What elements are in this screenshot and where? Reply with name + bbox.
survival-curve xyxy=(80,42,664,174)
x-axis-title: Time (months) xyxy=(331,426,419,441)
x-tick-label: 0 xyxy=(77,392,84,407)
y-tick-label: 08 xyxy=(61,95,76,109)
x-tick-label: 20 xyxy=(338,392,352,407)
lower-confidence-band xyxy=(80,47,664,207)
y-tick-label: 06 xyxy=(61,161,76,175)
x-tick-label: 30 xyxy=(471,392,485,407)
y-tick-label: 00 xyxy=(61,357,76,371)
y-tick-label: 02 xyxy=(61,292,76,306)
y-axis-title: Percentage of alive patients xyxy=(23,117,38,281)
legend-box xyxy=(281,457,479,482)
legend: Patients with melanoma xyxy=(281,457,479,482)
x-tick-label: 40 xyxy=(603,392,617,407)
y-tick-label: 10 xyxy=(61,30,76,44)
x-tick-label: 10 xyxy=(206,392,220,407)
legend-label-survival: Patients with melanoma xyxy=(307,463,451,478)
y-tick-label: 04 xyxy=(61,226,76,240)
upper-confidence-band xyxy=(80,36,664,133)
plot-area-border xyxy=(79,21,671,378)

........

_TASK DESCRIPTION_
Reproduce the material above exactly; please quote every line of it.

_TASK SOLUTION_
What elements are in this screenshot and where? Reply with name + bbox.
survival-curve xyxy=(80,42,664,174)
x-axis-title: Time (months) xyxy=(331,426,419,441)
x-tick-label: 0 xyxy=(77,392,84,407)
y-tick-label: 08 xyxy=(61,95,76,109)
x-tick-label: 20 xyxy=(338,392,352,407)
lower-confidence-band xyxy=(80,47,664,207)
y-tick-label: 06 xyxy=(61,161,76,175)
x-tick-label: 30 xyxy=(471,392,485,407)
y-tick-label: 00 xyxy=(61,357,76,371)
y-tick-label: 02 xyxy=(61,292,76,306)
y-axis-title: Percentage of alive patients xyxy=(23,117,38,281)
legend-box xyxy=(281,457,479,482)
legend: Patients with melanoma xyxy=(281,457,479,482)
x-tick-label: 40 xyxy=(603,392,617,407)
y-tick-label: 10 xyxy=(61,30,76,44)
x-tick-label: 10 xyxy=(206,392,220,407)
legend-label-survival: Patients with melanoma xyxy=(307,463,451,478)
y-tick-label: 04 xyxy=(61,226,76,240)
upper-confidence-band xyxy=(80,36,664,133)
plot-area-border xyxy=(79,21,671,378)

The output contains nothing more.